__Brief__.
Below are the records. Gather each line that holds "Coligada".

__Input__.
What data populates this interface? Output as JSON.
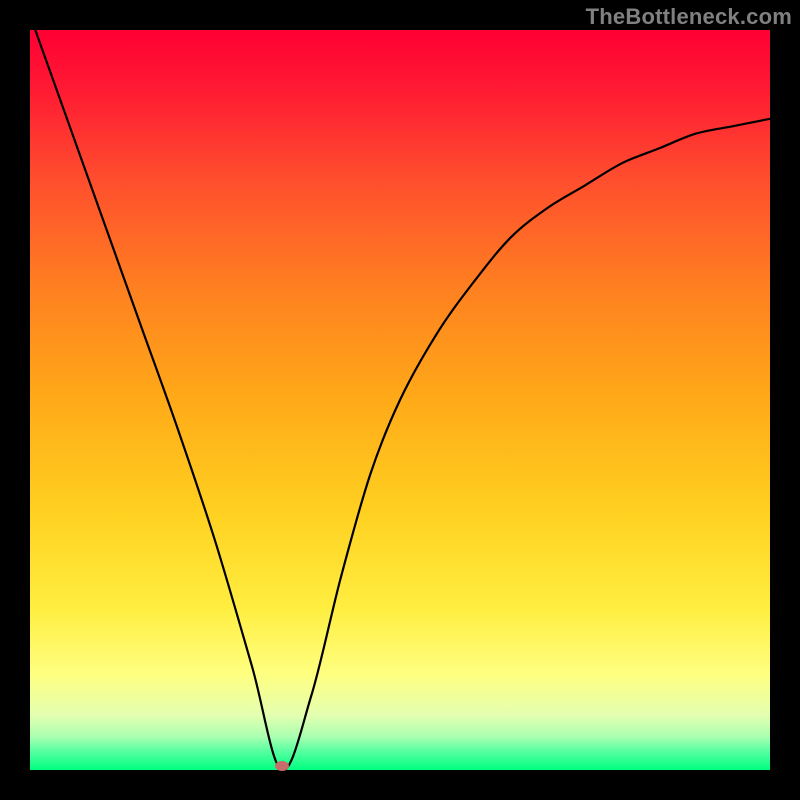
{
  "watermark": "TheBottleneck.com",
  "chart_data": {
    "type": "line",
    "title": "",
    "xlabel": "",
    "ylabel": "",
    "xlim": [
      0,
      1
    ],
    "ylim": [
      0,
      1
    ],
    "series": [
      {
        "name": "bottleneck-curve",
        "x": [
          0.0,
          0.05,
          0.1,
          0.15,
          0.2,
          0.25,
          0.3,
          0.34,
          0.38,
          0.42,
          0.46,
          0.5,
          0.55,
          0.6,
          0.65,
          0.7,
          0.75,
          0.8,
          0.85,
          0.9,
          0.95,
          1.0
        ],
        "y": [
          1.02,
          0.88,
          0.74,
          0.6,
          0.46,
          0.31,
          0.14,
          0.0,
          0.1,
          0.26,
          0.4,
          0.5,
          0.59,
          0.66,
          0.72,
          0.76,
          0.79,
          0.82,
          0.84,
          0.86,
          0.87,
          0.88
        ]
      }
    ],
    "annotations": [
      {
        "name": "minimum-dot",
        "x": 0.34,
        "y": 0.005
      }
    ],
    "background_gradient": {
      "stops": [
        {
          "pos": 0.0,
          "color": "#ff0033"
        },
        {
          "pos": 0.5,
          "color": "#ffaa18"
        },
        {
          "pos": 0.87,
          "color": "#ffff80"
        },
        {
          "pos": 1.0,
          "color": "#00ff80"
        }
      ]
    }
  }
}
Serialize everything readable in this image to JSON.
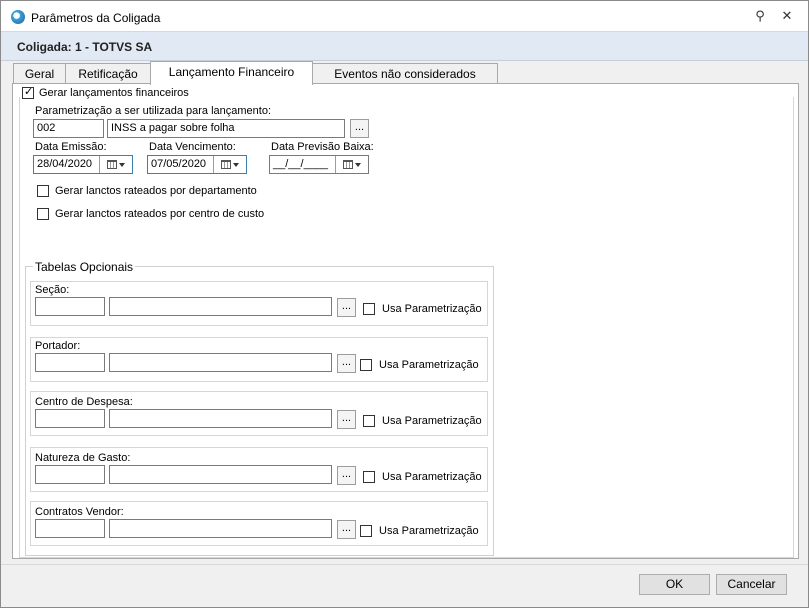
{
  "window": {
    "title": "Parâmetros da Coligada"
  },
  "header": {
    "context": "Coligada: 1 - TOTVS SA"
  },
  "tabs": [
    {
      "label": "Geral"
    },
    {
      "label": "Retificação"
    },
    {
      "label": "Lançamento Financeiro"
    },
    {
      "label": "Eventos não considerados"
    }
  ],
  "main": {
    "gerar_lancamentos": {
      "label": "Gerar lançamentos financeiros",
      "checked": true
    },
    "parametrizacao": {
      "label": "Parametrização a ser utilizada para lançamento:",
      "code": "002",
      "description": "INSS a pagar sobre folha",
      "lookup": "..."
    },
    "data_emissao": {
      "label": "Data Emissão:",
      "value": "28/04/2020"
    },
    "data_vencimento": {
      "label": "Data Vencimento:",
      "value": "07/05/2020"
    },
    "data_previsao": {
      "label": "Data Previsão Baixa:",
      "value": "__/__/____"
    },
    "rateio_departamento": {
      "label": "Gerar lanctos rateados por departamento",
      "checked": false
    },
    "rateio_centro_custo": {
      "label": "Gerar lanctos rateados por centro de custo",
      "checked": false
    }
  },
  "tabelas": {
    "title": "Tabelas Opcionais",
    "usa_label": "Usa Parametrização",
    "lookup": "...",
    "items": [
      {
        "label": "Seção:"
      },
      {
        "label": "Portador:"
      },
      {
        "label": "Centro de Despesa:"
      },
      {
        "label": "Natureza de Gasto:"
      },
      {
        "label": "Contratos Vendor:"
      }
    ]
  },
  "footer": {
    "ok": "OK",
    "cancel": "Cancelar"
  }
}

__Full response__.
    "title": "Parâmetros da Coligada"
    "context": "Coligada: 1 - TOTVS SA"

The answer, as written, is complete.